**DIRECTIVE**
Pull every line containing "кадра" out of the material below.

_ _ _ _ _ _ _

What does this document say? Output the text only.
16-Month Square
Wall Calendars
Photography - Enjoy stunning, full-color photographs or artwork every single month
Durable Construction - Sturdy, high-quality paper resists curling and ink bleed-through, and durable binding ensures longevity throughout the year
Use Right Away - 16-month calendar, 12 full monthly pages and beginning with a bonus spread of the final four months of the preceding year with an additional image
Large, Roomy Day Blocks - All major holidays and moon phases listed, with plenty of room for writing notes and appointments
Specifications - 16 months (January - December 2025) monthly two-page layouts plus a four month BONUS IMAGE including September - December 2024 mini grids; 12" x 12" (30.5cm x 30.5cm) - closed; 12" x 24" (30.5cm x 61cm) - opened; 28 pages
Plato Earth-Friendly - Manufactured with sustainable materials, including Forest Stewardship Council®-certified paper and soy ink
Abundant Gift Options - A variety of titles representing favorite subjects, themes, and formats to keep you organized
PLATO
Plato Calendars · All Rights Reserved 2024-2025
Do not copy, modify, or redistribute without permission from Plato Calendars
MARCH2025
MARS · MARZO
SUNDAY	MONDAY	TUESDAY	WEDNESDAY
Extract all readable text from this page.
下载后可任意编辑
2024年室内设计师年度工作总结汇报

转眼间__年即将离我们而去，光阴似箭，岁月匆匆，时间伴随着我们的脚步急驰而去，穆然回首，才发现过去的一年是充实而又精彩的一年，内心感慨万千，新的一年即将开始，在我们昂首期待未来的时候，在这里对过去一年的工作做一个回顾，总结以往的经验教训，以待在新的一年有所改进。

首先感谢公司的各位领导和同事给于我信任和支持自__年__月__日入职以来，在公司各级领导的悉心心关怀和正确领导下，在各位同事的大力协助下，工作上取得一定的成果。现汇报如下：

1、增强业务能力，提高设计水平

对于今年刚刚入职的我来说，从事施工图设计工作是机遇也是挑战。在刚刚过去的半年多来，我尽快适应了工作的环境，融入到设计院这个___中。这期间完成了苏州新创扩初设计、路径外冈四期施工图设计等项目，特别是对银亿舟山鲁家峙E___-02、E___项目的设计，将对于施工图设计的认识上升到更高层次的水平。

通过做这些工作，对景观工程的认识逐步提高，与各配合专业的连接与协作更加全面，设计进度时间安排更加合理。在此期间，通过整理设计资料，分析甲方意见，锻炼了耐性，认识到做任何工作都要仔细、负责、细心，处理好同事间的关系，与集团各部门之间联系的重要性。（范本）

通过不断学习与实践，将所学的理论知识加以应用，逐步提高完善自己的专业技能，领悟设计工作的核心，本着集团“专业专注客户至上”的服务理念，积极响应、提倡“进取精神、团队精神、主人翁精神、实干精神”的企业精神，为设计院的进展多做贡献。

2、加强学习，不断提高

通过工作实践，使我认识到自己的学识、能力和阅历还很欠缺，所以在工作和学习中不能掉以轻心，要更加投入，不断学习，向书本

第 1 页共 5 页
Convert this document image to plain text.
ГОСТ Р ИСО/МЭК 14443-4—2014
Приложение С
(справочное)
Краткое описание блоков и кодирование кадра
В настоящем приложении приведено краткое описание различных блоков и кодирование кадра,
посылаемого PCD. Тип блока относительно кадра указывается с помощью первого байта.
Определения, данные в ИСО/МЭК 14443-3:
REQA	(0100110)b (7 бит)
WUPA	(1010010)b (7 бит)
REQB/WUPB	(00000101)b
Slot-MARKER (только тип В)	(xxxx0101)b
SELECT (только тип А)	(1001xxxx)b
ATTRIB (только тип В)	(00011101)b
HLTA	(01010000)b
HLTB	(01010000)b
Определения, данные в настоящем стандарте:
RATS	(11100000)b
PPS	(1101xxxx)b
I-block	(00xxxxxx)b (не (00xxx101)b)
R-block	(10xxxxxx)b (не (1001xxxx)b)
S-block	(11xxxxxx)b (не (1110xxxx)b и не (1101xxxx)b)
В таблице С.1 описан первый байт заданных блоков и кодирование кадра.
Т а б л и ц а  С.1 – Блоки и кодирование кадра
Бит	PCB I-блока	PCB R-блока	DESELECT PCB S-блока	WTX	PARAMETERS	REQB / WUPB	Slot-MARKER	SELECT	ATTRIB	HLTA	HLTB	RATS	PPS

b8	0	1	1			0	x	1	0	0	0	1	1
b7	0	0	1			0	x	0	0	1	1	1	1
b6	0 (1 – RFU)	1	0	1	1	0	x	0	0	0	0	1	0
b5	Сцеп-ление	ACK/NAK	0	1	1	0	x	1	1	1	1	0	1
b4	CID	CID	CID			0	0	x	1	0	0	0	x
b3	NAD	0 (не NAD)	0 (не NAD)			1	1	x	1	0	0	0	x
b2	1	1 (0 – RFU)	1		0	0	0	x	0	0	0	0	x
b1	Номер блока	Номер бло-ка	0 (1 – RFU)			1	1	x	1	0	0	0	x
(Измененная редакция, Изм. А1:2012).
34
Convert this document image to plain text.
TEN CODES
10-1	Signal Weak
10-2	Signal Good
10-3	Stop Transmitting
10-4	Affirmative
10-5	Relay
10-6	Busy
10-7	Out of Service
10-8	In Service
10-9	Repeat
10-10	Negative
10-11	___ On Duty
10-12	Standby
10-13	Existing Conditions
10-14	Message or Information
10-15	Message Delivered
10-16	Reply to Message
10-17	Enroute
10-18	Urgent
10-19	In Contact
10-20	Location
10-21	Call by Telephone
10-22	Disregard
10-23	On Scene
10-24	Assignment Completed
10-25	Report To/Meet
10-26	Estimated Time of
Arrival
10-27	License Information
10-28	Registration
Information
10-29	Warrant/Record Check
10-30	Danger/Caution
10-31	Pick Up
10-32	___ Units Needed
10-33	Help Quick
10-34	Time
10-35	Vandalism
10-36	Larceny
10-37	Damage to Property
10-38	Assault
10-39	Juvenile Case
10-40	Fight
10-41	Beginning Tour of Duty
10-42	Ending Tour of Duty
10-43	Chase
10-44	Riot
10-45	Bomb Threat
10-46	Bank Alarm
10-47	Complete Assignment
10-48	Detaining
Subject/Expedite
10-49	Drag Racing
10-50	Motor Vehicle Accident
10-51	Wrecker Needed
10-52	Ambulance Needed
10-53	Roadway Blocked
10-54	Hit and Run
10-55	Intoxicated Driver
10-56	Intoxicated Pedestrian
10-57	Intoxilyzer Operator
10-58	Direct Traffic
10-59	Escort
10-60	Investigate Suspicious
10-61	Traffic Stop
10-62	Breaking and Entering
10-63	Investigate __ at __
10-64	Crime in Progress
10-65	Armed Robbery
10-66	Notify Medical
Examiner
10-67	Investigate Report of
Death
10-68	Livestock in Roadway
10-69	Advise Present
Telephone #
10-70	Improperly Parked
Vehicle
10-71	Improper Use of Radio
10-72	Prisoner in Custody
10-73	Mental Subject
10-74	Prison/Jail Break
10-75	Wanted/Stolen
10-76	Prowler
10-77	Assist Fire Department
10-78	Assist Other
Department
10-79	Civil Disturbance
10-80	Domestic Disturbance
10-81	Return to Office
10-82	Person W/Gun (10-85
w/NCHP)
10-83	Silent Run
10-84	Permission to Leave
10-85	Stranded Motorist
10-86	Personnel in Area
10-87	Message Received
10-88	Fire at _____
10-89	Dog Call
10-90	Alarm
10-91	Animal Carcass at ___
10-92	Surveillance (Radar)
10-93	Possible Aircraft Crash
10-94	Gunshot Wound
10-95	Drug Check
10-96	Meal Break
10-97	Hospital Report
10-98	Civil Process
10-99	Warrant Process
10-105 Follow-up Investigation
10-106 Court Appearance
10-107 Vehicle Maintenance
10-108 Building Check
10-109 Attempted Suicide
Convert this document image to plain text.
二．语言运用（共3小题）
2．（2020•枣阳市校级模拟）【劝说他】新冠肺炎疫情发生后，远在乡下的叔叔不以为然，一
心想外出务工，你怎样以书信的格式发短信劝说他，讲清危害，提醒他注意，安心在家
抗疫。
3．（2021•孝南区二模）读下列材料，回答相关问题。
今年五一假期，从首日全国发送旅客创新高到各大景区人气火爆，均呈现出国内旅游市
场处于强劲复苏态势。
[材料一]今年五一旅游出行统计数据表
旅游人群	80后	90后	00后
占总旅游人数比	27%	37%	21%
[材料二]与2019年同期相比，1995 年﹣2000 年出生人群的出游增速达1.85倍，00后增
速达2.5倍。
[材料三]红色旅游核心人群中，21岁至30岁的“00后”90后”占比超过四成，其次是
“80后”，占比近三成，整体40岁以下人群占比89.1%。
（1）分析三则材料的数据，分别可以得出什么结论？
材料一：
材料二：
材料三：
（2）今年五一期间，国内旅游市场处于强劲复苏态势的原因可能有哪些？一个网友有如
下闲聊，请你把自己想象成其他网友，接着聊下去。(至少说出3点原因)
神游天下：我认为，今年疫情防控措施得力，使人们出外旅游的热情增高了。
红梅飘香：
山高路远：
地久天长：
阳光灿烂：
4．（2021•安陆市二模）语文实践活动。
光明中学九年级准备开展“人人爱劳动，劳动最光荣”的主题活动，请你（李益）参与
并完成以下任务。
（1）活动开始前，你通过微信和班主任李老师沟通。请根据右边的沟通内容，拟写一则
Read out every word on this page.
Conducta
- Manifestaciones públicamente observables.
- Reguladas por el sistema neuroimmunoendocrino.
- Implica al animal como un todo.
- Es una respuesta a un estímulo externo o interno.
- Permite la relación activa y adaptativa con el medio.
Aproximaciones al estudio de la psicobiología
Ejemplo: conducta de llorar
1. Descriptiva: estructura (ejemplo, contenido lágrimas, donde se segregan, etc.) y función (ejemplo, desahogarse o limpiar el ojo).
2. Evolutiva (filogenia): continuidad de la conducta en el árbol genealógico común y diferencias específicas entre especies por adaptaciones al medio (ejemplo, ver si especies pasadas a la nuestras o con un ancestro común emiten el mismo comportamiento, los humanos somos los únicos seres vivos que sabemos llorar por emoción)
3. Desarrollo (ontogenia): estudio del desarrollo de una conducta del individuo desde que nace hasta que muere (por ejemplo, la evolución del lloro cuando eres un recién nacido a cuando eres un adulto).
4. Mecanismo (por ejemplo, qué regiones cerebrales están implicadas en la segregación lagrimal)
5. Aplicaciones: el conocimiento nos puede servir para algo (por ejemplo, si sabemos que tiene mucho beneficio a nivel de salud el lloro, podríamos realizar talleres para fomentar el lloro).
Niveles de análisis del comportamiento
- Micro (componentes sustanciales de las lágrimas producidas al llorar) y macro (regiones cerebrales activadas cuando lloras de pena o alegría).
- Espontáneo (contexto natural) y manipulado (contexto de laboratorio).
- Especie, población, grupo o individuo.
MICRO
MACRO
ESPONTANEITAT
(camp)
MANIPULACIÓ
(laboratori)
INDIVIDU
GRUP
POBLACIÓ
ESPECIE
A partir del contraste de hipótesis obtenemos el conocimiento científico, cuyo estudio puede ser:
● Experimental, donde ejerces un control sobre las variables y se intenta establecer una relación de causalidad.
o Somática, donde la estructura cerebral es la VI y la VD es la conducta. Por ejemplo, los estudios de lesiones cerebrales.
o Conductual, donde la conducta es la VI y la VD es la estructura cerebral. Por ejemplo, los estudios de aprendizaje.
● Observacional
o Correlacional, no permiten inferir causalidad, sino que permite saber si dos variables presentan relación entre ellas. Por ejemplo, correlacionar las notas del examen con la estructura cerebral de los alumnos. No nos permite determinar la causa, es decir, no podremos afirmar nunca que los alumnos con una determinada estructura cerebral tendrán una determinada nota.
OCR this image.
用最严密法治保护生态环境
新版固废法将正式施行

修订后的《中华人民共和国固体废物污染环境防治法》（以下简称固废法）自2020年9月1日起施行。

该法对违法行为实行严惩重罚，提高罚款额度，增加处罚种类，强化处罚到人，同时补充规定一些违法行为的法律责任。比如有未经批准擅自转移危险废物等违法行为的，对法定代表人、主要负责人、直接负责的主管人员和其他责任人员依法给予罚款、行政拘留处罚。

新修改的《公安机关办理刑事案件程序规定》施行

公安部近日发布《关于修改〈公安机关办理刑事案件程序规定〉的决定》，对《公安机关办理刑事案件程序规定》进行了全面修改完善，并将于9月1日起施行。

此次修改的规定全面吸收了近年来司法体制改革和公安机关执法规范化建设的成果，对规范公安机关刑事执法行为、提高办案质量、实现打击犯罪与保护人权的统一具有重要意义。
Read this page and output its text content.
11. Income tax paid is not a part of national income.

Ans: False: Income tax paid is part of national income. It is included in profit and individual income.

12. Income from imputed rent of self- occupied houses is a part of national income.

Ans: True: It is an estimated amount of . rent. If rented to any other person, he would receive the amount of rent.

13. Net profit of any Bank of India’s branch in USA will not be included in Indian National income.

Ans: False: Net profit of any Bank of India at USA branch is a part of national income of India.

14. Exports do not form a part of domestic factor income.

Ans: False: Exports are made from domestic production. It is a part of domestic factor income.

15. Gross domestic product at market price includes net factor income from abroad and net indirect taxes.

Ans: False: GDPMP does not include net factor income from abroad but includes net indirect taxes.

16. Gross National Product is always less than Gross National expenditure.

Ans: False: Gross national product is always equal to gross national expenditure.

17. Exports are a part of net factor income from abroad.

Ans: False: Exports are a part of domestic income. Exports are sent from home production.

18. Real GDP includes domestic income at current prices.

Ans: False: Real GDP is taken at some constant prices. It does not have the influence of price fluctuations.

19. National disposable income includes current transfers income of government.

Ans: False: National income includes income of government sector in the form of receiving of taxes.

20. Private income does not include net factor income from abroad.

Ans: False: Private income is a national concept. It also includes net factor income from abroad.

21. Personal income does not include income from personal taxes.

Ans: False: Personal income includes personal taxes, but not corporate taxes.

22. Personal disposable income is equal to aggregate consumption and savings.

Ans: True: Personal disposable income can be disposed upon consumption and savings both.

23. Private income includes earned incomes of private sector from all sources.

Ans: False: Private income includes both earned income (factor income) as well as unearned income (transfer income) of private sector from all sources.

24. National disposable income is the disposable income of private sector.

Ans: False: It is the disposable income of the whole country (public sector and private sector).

_ _ _ _ _ _ _

**RESPONSE BELOW**
Краткое описание блоков и кодирование кадра
В настоящем приложении приведено краткое описание различных блоков и кодирование кадра,
посылаемого PCD. Тип блока относительно кадра указывается с помощью первого байта.
В таблице С.1 описан первый байт заданных блоков и кодирование кадра.
Т а б л и ц а  С.1 – Блоки и кодирование кадра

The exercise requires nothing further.